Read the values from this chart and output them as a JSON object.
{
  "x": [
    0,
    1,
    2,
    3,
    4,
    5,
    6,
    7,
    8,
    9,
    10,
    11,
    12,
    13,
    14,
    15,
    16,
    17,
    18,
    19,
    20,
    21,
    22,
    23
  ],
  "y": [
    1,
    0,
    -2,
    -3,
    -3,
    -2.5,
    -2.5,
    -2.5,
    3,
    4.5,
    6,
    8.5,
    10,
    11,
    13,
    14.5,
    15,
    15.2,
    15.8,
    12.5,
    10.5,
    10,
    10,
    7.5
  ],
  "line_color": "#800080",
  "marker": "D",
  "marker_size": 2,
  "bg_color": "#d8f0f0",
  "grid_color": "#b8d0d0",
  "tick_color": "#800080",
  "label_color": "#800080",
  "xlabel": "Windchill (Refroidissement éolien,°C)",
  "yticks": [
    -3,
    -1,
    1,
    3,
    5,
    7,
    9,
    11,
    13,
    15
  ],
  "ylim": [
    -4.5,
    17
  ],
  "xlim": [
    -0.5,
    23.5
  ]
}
###
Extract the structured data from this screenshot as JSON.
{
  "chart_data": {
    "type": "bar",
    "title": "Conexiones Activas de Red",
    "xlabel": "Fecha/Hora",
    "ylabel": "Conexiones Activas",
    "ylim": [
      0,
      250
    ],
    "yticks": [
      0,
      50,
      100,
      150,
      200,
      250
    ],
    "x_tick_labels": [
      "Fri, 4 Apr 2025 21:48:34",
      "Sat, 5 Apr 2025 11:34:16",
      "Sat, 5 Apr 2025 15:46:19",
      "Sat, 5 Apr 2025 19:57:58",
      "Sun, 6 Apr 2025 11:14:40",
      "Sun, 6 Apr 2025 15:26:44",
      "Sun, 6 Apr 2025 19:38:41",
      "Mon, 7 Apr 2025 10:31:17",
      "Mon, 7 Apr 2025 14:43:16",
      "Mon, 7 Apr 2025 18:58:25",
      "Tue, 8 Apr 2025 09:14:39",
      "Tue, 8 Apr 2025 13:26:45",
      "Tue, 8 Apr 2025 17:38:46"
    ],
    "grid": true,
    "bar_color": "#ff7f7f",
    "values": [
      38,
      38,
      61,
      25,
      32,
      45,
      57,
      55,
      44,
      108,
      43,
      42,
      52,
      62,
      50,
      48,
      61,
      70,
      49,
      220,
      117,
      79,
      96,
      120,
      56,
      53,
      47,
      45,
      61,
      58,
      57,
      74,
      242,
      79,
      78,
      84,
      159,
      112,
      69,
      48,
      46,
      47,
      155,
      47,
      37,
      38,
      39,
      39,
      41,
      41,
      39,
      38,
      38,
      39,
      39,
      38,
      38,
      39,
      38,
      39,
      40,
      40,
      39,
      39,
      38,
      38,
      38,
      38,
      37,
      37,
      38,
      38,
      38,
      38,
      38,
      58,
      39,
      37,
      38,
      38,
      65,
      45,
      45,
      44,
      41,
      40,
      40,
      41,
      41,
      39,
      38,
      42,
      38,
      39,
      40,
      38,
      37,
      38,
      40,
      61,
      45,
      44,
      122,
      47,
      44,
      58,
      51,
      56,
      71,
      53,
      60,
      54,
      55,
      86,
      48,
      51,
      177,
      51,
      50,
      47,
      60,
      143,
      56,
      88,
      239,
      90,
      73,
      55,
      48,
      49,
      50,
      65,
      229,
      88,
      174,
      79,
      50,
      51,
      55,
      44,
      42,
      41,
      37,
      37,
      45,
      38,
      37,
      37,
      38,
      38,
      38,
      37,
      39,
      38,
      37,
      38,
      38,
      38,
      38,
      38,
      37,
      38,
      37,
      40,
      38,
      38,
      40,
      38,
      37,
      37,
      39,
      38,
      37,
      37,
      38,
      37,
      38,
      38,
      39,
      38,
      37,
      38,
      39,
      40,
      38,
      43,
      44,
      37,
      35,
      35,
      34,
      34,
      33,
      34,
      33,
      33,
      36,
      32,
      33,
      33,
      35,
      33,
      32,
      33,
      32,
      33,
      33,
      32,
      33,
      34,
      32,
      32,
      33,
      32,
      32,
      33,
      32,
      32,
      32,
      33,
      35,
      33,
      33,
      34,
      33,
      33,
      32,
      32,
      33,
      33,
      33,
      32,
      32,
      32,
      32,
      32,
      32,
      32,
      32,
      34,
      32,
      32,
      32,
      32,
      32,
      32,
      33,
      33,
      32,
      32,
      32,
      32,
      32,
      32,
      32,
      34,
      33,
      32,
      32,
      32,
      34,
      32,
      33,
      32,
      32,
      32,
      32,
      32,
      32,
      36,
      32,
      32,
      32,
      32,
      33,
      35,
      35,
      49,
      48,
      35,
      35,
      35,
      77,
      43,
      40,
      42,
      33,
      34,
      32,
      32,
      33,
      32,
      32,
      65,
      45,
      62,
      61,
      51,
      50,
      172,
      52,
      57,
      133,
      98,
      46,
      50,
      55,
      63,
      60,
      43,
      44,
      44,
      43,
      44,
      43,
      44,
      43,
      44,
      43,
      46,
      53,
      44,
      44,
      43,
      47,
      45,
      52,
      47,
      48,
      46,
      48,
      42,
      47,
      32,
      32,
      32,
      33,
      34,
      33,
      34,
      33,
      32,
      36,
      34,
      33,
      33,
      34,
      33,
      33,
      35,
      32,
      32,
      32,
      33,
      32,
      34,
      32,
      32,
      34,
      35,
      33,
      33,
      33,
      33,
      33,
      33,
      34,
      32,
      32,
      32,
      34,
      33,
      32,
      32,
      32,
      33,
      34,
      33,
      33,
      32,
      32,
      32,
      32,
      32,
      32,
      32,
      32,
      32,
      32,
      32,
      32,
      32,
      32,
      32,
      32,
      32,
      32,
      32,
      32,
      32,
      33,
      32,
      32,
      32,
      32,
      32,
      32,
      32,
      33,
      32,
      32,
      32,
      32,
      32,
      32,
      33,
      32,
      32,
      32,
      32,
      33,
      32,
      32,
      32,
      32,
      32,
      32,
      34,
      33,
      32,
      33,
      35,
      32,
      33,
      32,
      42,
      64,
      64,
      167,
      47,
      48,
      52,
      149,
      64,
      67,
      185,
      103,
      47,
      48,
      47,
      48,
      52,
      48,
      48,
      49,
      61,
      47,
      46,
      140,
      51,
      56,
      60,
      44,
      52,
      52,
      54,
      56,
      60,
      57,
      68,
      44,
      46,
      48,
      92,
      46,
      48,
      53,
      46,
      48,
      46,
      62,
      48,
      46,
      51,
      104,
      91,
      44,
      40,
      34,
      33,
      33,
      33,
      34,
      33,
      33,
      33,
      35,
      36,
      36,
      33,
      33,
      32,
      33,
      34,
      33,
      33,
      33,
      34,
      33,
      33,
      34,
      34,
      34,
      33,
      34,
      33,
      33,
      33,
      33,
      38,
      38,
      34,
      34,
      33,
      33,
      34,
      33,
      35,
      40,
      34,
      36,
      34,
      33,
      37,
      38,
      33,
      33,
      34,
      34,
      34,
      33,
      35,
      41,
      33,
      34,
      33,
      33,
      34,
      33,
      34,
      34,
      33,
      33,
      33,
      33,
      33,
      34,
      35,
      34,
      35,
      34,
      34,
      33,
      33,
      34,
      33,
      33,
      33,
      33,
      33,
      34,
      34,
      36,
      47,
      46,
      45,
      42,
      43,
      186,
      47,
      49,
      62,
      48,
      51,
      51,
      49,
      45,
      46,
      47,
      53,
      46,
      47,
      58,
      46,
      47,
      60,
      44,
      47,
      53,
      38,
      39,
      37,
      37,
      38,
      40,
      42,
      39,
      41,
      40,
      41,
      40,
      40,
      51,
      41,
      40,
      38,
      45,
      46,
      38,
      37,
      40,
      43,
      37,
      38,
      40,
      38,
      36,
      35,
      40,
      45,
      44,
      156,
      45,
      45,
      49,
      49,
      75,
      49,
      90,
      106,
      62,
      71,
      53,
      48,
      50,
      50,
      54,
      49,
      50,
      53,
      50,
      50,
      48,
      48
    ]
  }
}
###
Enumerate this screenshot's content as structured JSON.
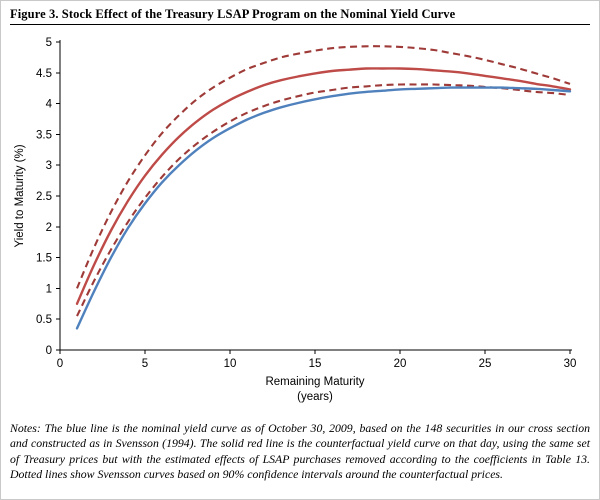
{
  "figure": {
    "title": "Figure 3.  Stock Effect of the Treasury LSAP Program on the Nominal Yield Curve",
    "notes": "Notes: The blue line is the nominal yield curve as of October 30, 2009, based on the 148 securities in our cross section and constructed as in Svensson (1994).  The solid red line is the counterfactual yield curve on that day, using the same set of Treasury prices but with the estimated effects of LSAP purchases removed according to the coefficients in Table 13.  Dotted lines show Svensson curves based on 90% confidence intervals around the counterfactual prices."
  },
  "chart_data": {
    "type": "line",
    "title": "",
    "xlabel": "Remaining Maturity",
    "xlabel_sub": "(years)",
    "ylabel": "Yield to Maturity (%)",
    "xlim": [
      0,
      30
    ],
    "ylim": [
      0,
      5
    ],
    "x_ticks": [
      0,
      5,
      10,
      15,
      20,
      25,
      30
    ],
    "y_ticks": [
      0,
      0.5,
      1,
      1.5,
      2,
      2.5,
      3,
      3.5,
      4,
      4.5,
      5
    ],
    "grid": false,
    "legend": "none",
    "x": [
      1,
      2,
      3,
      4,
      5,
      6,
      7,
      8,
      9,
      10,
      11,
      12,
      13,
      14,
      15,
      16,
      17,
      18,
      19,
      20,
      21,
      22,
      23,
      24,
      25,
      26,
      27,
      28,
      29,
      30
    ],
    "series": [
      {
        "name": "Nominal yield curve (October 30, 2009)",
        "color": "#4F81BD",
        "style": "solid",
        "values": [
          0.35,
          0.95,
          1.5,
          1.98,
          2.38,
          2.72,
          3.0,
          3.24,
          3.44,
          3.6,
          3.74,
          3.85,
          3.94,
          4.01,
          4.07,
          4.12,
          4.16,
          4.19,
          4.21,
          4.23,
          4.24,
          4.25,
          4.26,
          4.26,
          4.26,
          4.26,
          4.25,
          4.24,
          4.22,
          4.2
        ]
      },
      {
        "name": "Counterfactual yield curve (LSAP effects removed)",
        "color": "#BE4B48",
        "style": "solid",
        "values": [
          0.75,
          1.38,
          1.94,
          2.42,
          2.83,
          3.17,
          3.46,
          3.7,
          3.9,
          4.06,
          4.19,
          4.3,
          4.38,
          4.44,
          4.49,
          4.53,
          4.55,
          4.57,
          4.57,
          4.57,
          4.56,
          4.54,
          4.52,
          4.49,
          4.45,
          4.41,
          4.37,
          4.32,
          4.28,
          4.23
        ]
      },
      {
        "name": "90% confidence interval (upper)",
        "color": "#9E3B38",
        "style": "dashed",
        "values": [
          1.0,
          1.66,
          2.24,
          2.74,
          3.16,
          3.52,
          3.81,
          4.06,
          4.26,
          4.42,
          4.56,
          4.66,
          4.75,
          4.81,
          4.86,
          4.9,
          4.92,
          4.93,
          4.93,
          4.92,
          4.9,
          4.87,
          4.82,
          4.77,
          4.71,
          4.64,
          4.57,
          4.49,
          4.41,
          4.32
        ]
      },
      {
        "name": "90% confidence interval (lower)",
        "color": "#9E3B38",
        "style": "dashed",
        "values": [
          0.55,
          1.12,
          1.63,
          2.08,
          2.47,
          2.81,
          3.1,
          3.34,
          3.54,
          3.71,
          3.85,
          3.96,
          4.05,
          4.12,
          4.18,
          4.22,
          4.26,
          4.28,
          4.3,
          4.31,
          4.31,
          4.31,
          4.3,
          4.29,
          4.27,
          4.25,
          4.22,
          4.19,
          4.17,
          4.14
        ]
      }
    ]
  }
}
###
◆ Short task ◆
Tell how many lines of the material above hold "LSAP", answering with a bare number.

◆ Complete response ◆
3